▶ [Job]:
The records should be written out in full, with nothing altered.

(Dataset listings of figures)
- - - - - - -

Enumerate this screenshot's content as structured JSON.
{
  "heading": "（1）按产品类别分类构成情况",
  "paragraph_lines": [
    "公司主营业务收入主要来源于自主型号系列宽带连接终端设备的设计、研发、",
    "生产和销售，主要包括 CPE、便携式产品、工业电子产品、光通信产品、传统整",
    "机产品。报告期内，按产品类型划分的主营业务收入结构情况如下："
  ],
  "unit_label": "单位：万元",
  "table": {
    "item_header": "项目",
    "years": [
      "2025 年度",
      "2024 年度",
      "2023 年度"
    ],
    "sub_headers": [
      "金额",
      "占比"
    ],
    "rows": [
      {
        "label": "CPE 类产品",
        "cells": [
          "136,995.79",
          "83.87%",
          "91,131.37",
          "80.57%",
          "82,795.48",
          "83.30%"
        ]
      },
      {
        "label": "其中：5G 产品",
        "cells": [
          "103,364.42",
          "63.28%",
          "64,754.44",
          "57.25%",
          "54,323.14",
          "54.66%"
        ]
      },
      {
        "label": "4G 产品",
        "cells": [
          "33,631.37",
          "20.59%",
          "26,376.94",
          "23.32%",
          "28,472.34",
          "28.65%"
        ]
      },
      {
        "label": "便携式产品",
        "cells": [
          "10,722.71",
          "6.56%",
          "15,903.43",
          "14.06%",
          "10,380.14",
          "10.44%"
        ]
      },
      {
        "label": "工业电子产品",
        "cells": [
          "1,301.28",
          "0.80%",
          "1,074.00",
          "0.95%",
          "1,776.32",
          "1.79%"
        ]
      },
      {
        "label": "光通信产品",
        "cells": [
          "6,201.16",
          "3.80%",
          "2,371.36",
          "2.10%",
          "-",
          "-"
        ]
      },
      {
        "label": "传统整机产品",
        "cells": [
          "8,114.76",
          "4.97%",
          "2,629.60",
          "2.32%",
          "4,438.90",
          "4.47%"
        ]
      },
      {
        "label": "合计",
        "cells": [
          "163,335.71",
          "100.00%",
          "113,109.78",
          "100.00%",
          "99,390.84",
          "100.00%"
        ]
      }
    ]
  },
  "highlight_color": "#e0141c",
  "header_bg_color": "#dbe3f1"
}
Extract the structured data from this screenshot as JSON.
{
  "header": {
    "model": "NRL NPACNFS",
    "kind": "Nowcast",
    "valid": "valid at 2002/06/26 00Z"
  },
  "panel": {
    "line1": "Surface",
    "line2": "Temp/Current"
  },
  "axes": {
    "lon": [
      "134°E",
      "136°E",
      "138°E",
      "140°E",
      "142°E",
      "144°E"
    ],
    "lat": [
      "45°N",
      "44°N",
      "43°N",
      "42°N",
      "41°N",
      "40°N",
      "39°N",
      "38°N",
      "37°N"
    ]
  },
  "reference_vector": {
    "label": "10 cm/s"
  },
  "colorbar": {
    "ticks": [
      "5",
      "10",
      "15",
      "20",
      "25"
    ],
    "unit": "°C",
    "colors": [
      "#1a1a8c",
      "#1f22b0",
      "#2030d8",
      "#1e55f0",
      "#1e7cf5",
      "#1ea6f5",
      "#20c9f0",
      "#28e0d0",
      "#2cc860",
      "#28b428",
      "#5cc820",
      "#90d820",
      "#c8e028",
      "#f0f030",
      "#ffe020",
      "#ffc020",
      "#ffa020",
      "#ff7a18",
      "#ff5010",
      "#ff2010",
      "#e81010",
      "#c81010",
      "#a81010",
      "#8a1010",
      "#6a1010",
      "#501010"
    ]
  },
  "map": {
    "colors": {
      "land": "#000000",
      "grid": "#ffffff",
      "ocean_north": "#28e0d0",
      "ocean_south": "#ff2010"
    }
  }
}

- - - - - - -

▶ [Result below]:
Enumerate this screenshot's content as structured JSON.
{
  "heading": "（1）按产品类别分类构成情况",
  "paragraph_lines": [
    "公司主营业务收入主要来源于自主型号系列宽带连接终端设备的设计、研发、",
    "生产和销售，主要包括 CPE、便携式产品、工业电子产品、光通信产品、传统整",
    "机产品。报告期内，按产品类型划分的主营业务收入结构情况如下："
  ],
  "unit_label": "单位：万元",
  "table": {
    "item_header": "项目",
    "years": [
      "2025 年度",
      "2024 年度",
      "2023 年度"
    ],
    "sub_headers": [
      "金额",
      "占比"
    ],
    "rows": [
      {
        "label": "CPE 类产品",
        "cells": [
          "136,995.79",
          "83.87%",
          "91,131.37",
          "80.57%",
          "82,795.48",
          "83.30%"
        ]
      },
      {
        "label": "其中：5G 产品",
        "cells": [
          "103,364.42",
          "63.28%",
          "64,754.44",
          "57.25%",
          "54,323.14",
          "54.66%"
        ]
      },
      {
        "label": "4G 产品",
        "cells": [
          "33,631.37",
          "20.59%",
          "26,376.94",
          "23.32%",
          "28,472.34",
          "28.65%"
        ]
      },
      {
        "label": "便携式产品",
        "cells": [
          "10,722.71",
          "6.56%",
          "15,903.43",
          "14.06%",
          "10,380.14",
          "10.44%"
        ]
      },
      {
        "label": "工业电子产品",
        "cells": [
          "1,301.28",
          "0.80%",
          "1,074.00",
          "0.95%",
          "1,776.32",
          "1.79%"
        ]
      },
      {
        "label": "光通信产品",
        "cells": [
          "6,201.16",
          "3.80%",
          "2,371.36",
          "2.10%",
          "-",
          "-"
        ]
      },
      {
        "label": "传统整机产品",
        "cells": [
          "8,114.76",
          "4.97%",
          "2,629.60",
          "2.32%",
          "4,438.90",
          "4.47%"
        ]
      },
      {
        "label": "合计",
        "cells": [
          "163,335.71",
          "100.00%",
          "113,109.78",
          "100.00%",
          "99,390.84",
          "100.00%"
        ]
      }
    ]
  },
  "highlight_color": "#e0141c",
  "header_bg_color": "#dbe3f1"
}
Extract the structured data from this screenshot as JSON.
{
  "header": {
    "model": "NRL NPACNFS",
    "kind": "Nowcast",
    "valid": "valid at 2002/06/26 00Z"
  },
  "panel": {
    "line1": "Surface",
    "line2": "Temp/Current"
  },
  "axes": {
    "lon": [
      "134°E",
      "136°E",
      "138°E",
      "140°E",
      "142°E",
      "144°E"
    ],
    "lat": [
      "45°N",
      "44°N",
      "43°N",
      "42°N",
      "41°N",
      "40°N",
      "39°N",
      "38°N",
      "37°N"
    ]
  },
  "reference_vector": {
    "label": "10 cm/s"
  },
  "colorbar": {
    "ticks": [
      "5",
      "10",
      "15",
      "20",
      "25"
    ],
    "unit": "°C",
    "colors": [
      "#1a1a8c",
      "#1f22b0",
      "#2030d8",
      "#1e55f0",
      "#1e7cf5",
      "#1ea6f5",
      "#20c9f0",
      "#28e0d0",
      "#2cc860",
      "#28b428",
      "#5cc820",
      "#90d820",
      "#c8e028",
      "#f0f030",
      "#ffe020",
      "#ffc020",
      "#ffa020",
      "#ff7a18",
      "#ff5010",
      "#ff2010",
      "#e81010",
      "#c81010",
      "#a81010",
      "#8a1010",
      "#6a1010",
      "#501010"
    ]
  },
  "map": {
    "colors": {
      "land": "#000000",
      "grid": "#ffffff",
      "ocean_north": "#28e0d0",
      "ocean_south": "#ff2010"
    }
  }
}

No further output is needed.